What this task involves: Locate every line in the records below that holds the word "corner" and return each one.

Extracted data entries

-- Start --

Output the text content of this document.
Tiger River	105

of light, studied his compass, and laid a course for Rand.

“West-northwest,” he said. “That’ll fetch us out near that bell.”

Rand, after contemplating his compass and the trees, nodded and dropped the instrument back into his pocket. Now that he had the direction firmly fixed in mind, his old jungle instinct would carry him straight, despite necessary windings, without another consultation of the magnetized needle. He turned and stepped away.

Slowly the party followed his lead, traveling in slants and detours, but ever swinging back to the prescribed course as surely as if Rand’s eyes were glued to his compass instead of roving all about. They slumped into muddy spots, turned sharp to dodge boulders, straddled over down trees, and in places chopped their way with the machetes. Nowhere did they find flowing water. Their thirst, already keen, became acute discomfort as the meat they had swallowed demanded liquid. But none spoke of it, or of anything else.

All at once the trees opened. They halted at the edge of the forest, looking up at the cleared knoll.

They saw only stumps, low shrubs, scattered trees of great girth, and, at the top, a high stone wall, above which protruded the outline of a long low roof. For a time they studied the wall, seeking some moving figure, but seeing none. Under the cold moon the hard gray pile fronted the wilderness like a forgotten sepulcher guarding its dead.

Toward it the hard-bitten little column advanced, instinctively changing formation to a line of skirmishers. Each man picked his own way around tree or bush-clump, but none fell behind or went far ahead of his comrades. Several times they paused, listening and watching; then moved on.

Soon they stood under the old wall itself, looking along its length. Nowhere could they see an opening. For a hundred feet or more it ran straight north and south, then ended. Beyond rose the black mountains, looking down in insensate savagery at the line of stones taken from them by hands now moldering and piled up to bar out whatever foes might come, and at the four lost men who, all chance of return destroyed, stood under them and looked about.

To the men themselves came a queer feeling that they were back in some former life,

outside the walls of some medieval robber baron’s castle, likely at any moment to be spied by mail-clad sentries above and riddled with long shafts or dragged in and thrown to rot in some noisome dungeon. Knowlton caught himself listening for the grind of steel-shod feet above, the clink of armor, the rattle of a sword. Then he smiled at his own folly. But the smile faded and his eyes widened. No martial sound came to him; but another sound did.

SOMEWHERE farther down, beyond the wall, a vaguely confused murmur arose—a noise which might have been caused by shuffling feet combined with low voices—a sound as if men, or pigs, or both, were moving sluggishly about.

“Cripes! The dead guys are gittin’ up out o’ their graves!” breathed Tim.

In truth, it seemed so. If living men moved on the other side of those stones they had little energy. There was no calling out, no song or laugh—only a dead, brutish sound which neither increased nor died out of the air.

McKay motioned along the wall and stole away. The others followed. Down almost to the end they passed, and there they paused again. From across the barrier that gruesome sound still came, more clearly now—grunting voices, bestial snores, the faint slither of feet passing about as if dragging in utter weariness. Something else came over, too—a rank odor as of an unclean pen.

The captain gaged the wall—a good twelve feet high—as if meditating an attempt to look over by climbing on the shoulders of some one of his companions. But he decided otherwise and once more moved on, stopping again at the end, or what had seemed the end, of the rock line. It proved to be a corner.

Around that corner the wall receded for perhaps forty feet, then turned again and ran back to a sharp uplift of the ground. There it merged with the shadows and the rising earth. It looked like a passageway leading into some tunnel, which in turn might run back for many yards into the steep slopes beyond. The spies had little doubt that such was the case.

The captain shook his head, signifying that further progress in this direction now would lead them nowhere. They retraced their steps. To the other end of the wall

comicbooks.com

-- End --

Written solution:
The captain gaged the wall—a good twelve feet high—as if meditating an attempt to look over by climbing on the shoulders of some one of his companions. But he decided otherwise and once more moved on, stopping again at the end, or what had seemed the end, of the rock line. It proved to be a corner.
Around that corner the wall receded for perhaps forty feet, then turned again and ran back to a sharp uplift of the ground. There it merged with the shadows and the rising earth. It looked like a passageway leading into some tunnel, which in turn might run back for many yards into the steep slopes beyond. The spies had little doubt that such was the case.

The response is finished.